### DIRECTIONS FOR THIS TASK
Collect all lines from the records below that include the word "Satisfaction".

### DATASET EXCERPTS

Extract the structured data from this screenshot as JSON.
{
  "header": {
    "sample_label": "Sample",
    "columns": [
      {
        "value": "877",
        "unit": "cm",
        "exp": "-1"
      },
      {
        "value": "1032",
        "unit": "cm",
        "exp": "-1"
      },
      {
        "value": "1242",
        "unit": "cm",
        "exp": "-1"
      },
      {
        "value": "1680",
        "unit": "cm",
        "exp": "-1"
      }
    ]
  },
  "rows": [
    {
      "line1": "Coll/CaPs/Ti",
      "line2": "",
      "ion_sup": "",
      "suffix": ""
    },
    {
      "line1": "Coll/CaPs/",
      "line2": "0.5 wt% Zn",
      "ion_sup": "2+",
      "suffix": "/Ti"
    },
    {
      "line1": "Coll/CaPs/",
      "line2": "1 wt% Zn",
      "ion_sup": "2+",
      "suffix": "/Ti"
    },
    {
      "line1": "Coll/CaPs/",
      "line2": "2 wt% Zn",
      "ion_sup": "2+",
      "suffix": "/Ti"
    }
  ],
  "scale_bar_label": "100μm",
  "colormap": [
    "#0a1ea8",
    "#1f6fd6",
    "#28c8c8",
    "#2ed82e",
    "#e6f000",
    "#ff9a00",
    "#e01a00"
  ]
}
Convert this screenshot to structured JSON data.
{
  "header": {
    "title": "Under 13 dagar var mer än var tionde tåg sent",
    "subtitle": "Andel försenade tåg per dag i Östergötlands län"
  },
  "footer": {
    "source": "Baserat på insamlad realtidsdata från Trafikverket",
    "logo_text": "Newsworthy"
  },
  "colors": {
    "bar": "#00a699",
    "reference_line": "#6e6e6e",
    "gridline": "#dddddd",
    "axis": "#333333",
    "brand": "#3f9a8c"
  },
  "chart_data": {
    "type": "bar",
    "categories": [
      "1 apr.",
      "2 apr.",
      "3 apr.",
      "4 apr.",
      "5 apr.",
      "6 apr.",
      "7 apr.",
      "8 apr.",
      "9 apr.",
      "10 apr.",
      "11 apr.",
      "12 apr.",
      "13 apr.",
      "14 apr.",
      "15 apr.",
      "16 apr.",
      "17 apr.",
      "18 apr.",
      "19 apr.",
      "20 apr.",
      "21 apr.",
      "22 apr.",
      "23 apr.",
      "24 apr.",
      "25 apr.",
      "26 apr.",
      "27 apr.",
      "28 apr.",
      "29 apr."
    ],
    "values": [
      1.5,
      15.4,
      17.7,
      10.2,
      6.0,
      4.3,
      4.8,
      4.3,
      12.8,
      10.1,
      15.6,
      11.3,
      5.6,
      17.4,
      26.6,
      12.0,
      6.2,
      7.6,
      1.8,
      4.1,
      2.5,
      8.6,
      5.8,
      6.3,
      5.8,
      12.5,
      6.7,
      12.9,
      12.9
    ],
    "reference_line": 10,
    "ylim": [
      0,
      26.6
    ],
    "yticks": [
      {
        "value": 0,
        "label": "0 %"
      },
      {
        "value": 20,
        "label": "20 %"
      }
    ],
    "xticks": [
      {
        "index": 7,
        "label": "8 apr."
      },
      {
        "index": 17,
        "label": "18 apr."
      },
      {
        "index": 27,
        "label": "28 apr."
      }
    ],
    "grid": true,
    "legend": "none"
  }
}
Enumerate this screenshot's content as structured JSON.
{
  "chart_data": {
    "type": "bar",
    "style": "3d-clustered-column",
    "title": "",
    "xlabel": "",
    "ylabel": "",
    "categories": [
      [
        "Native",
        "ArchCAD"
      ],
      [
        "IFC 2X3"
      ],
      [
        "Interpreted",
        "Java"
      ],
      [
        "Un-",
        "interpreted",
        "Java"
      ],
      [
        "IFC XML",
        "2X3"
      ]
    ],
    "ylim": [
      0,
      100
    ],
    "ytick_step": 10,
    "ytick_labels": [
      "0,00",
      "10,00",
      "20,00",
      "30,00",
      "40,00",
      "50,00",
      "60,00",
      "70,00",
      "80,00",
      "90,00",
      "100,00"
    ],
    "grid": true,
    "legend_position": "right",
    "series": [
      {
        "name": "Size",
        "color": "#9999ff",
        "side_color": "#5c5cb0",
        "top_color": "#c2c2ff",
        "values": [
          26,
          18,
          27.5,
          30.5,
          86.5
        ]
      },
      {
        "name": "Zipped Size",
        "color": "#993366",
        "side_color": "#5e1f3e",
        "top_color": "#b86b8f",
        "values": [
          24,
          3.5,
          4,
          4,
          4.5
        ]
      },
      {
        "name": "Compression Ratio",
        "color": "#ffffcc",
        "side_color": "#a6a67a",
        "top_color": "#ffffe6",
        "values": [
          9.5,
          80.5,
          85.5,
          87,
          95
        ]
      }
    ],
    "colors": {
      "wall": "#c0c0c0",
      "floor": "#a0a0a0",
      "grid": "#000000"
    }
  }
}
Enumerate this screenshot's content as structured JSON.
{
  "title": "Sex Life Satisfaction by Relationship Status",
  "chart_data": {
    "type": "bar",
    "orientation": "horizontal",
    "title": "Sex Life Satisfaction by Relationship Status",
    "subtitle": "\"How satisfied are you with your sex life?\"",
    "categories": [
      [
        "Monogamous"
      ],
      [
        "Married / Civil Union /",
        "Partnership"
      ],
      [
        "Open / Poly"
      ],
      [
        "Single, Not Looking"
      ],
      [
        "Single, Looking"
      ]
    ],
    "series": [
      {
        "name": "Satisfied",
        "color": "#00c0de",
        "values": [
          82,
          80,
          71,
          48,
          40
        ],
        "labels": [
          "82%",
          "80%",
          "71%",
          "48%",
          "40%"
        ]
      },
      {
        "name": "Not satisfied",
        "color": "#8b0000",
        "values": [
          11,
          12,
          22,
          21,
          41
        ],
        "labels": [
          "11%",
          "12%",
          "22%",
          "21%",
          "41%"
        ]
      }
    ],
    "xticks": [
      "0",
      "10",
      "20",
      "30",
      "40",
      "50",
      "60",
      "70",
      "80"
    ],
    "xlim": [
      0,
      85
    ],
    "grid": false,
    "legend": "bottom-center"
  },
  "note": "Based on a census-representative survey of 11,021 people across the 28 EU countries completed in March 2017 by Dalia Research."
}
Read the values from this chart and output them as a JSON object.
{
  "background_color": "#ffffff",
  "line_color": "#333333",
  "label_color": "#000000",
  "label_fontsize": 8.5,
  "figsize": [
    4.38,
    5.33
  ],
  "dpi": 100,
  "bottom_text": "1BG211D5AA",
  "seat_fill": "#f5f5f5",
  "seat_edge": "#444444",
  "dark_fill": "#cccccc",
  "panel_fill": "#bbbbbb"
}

### RESULT OF THE TASK
  "title": "Sex Life Satisfaction by Relationship Status",
    "title": "Sex Life Satisfaction by Relationship Status",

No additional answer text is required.